### Problem statement
Arrange the lines below as a JSON list of strings, one string per line, leaving out any blank lines.

### Material provided
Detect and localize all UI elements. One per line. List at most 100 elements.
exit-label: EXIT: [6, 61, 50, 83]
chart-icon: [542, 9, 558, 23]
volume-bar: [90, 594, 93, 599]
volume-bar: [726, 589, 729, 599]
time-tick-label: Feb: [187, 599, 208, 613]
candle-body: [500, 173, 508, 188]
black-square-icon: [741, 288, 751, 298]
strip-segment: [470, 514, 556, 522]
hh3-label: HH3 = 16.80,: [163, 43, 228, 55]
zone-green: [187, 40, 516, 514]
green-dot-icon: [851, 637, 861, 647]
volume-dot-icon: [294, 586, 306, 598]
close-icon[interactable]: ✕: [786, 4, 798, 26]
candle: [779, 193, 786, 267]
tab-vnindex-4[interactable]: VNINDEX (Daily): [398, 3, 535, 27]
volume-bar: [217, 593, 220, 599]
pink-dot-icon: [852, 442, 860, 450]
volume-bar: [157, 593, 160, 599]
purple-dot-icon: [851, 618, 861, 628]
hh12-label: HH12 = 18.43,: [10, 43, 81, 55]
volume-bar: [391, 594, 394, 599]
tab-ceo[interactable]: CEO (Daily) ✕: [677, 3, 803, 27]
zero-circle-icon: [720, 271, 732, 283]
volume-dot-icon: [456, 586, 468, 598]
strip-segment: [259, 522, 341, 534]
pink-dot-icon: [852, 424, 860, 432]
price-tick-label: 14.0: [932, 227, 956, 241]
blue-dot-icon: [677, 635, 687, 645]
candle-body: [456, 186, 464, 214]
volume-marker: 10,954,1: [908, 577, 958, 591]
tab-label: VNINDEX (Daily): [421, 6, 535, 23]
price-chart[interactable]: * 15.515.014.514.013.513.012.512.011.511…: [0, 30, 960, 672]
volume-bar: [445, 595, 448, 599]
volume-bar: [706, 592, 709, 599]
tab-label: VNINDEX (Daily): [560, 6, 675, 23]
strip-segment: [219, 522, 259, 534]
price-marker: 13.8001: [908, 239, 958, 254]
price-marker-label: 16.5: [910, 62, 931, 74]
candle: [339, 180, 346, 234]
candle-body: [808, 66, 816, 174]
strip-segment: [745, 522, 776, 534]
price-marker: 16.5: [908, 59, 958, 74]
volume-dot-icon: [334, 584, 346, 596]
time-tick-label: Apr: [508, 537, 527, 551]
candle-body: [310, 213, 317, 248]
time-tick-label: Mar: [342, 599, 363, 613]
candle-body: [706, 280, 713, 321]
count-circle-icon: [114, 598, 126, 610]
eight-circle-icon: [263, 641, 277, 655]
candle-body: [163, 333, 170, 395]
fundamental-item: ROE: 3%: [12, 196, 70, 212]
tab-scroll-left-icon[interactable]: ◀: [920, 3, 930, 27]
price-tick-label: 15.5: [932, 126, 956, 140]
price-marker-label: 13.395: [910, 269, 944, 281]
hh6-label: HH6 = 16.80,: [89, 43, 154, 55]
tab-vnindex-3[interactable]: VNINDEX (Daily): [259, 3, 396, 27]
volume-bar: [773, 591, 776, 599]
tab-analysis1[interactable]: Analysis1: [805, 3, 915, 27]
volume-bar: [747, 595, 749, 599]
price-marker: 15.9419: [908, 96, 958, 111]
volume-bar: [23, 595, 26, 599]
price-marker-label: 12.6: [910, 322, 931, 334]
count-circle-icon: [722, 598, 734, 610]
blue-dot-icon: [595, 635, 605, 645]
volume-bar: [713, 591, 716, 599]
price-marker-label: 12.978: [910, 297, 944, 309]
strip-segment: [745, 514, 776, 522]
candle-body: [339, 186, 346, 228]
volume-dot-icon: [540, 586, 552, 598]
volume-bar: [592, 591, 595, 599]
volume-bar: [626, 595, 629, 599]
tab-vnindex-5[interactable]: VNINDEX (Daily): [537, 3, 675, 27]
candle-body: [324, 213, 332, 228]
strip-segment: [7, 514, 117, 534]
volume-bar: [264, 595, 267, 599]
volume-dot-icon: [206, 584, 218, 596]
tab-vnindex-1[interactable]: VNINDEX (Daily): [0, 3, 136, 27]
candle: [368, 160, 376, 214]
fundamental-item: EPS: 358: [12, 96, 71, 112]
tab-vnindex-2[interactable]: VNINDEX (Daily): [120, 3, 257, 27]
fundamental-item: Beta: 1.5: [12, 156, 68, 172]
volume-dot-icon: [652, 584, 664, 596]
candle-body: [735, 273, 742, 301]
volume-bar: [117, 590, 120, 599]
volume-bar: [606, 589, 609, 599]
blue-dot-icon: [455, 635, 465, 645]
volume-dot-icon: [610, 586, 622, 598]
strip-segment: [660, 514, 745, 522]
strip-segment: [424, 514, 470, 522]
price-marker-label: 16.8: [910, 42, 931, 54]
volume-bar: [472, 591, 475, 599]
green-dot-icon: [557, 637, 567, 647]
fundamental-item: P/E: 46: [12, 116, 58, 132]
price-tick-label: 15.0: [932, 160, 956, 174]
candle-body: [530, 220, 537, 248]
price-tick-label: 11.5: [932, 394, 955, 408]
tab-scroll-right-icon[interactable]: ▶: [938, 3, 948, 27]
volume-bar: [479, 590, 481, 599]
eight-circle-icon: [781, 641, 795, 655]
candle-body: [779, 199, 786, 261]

### Exercise answer
[
  "Detect and localize all UI elements. One per line. List at most 100 elements.",
  "exit-label: EXIT: [6, 61, 50, 83]",
  "chart-icon: [542, 9, 558, 23]",
  "volume-bar: [90, 594, 93, 599]",
  "volume-bar: [726, 589, 729, 599]",
  "time-tick-label: Feb: [187, 599, 208, 613]",
  "candle-body: [500, 173, 508, 188]",
  "black-square-icon: [741, 288, 751, 298]",
  "strip-segment: [470, 514, 556, 522]",
  "hh3-label: HH3 = 16.80,: [163, 43, 228, 55]",
  "zone-green: [187, 40, 516, 514]",
  "green-dot-icon: [851, 637, 861, 647]",
  "volume-dot-icon: [294, 586, 306, 598]",
  "close-icon[interactable]: ✕: [786, 4, 798, 26]",
  "candle: [779, 193, 786, 267]",
  "tab-vnindex-4[interactable]: VNINDEX (Daily): [398, 3, 535, 27]",
  "volume-bar: [217, 593, 220, 599]",
  "pink-dot-icon: [852, 442, 860, 450]",
  "volume-bar: [157, 593, 160, 599]",
  "purple-dot-icon: [851, 618, 861, 628]",
  "hh12-label: HH12 = 18.43,: [10, 43, 81, 55]",
  "volume-bar: [391, 594, 394, 599]",
  "tab-ceo[interactable]: CEO (Daily) ✕: [677, 3, 803, 27]",
  "zero-circle-icon: [720, 271, 732, 283]",
  "volume-dot-icon: [456, 586, 468, 598]",
  "strip-segment: [259, 522, 341, 534]",
  "pink-dot-icon: [852, 424, 860, 432]",
  "price-tick-label: 14.0: [932, 227, 956, 241]",
  "blue-dot-icon: [677, 635, 687, 645]",
  "candle-body: [456, 186, 464, 214]",
  "volume-marker: 10,954,1: [908, 577, 958, 591]",
  "tab-label: VNINDEX (Daily): [421, 6, 535, 23]",
  "price-chart[interactable]: * 15.515.014.514.013.513.012.512.011.511…: [0, 30, 960, 672]",
  "volume-bar: [445, 595, 448, 599]",
  "volume-bar: [706, 592, 709, 599]",
  "tab-label: VNINDEX (Daily): [560, 6, 675, 23]",
  "strip-segment: [219, 522, 259, 534]",
  "price-marker: 13.8001: [908, 239, 958, 254]",
  "price-marker-label: 16.5: [910, 62, 931, 74]",
  "candle: [339, 180, 346, 234]",
  "candle-body: [808, 66, 816, 174]",
  "strip-segment: [745, 522, 776, 534]",
  "price-marker: 16.5: [908, 59, 958, 74]",
  "volume-dot-icon: [334, 584, 346, 596]",
  "time-tick-label: Apr: [508, 537, 527, 551]",
  "candle-body: [310, 213, 317, 248]",
  "time-tick-label: Mar: [342, 599, 363, 613]",
  "candle-body: [706, 280, 713, 321]",
  "count-circle-icon: [114, 598, 126, 610]",
  "eight-circle-icon: [263, 641, 277, 655]",
  "candle-body: [163, 333, 170, 395]",
  "fundamental-item: ROE: 3%: [12, 196, 70, 212]",
  "tab-scroll-left-icon[interactable]: ◀: [920, 3, 930, 27]",
  "price-tick-label: 15.5: [932, 126, 956, 140]",
  "price-marker-label: 13.395: [910, 269, 944, 281]",
  "hh6-label: HH6 = 16.80,: [89, 43, 154, 55]",
  "tab-vnindex-3[interactable]: VNINDEX (Daily): [259, 3, 396, 27]",
  "volume-bar: [773, 591, 776, 599]",
  "tab-analysis1[interactable]: Analysis1: [805, 3, 915, 27]",
  "volume-bar: [747, 595, 749, 599]",
  "price-marker: 15.9419: [908, 96, 958, 111]",
  "volume-bar: [23, 595, 26, 599]",
  "price-marker-label: 12.6: [910, 322, 931, 334]",
  "count-circle-icon: [722, 598, 734, 610]",
  "blue-dot-icon: [595, 635, 605, 645]",
  "volume-bar: [713, 591, 716, 599]",
  "price-marker-label: 12.978: [910, 297, 944, 309]",
  "strip-segment: [745, 514, 776, 522]",
  "candle-body: [339, 186, 346, 228]",
  "volume-dot-icon: [540, 586, 552, 598]",
  "volume-bar: [592, 591, 595, 599]",
  "volume-bar: [626, 595, 629, 599]",
  "tab-vnindex-5[interactable]: VNINDEX (Daily): [537, 3, 675, 27]",
  "candle-body: [324, 213, 332, 228]",
  "strip-segment: [7, 514, 117, 534]",
  "volume-bar: [264, 595, 267, 599]",
  "volume-dot-icon: [206, 584, 218, 596]",
  "tab-vnindex-1[interactable]: VNINDEX (Daily): [0, 3, 136, 27]",
  "candle: [368, 160, 376, 214]",
  "fundamental-item: EPS: 358: [12, 96, 71, 112]",
  "tab-vnindex-2[interactable]: VNINDEX (Daily): [120, 3, 257, 27]",
  "fundamental-item: Beta: 1.5: [12, 156, 68, 172]",
  "volume-dot-icon: [652, 584, 664, 596]",
  "candle-body: [735, 273, 742, 301]",
  "volume-bar: [117, 590, 120, 599]",
  "volume-bar: [606, 589, 609, 599]",
  "blue-dot-icon: [455, 635, 465, 645]",
  "volume-dot-icon: [610, 586, 622, 598]",
  "strip-segment: [660, 514, 745, 522]",
  "strip-segment: [424, 514, 470, 522]",
  "price-marker-label: 16.8: [910, 42, 931, 54]",
  "volume-bar: [472, 591, 475, 599]",
  "green-dot-icon: [557, 637, 567, 647]",
  "fundamental-item: P/E: 46: [12, 116, 58, 132]",
  "price-tick-label: 15.0: [932, 160, 956, 174]",
  "candle-body: [530, 220, 537, 248]",
  "price-tick-label: 11.5: [932, 394, 955, 408]",
  "tab-scroll-right-icon[interactable]: ▶: [938, 3, 948, 27]",
  "volume-bar: [479, 590, 481, 599]",
  "eight-circle-icon: [781, 641, 795, 655]",
  "candle-body: [779, 199, 786, 261]"
]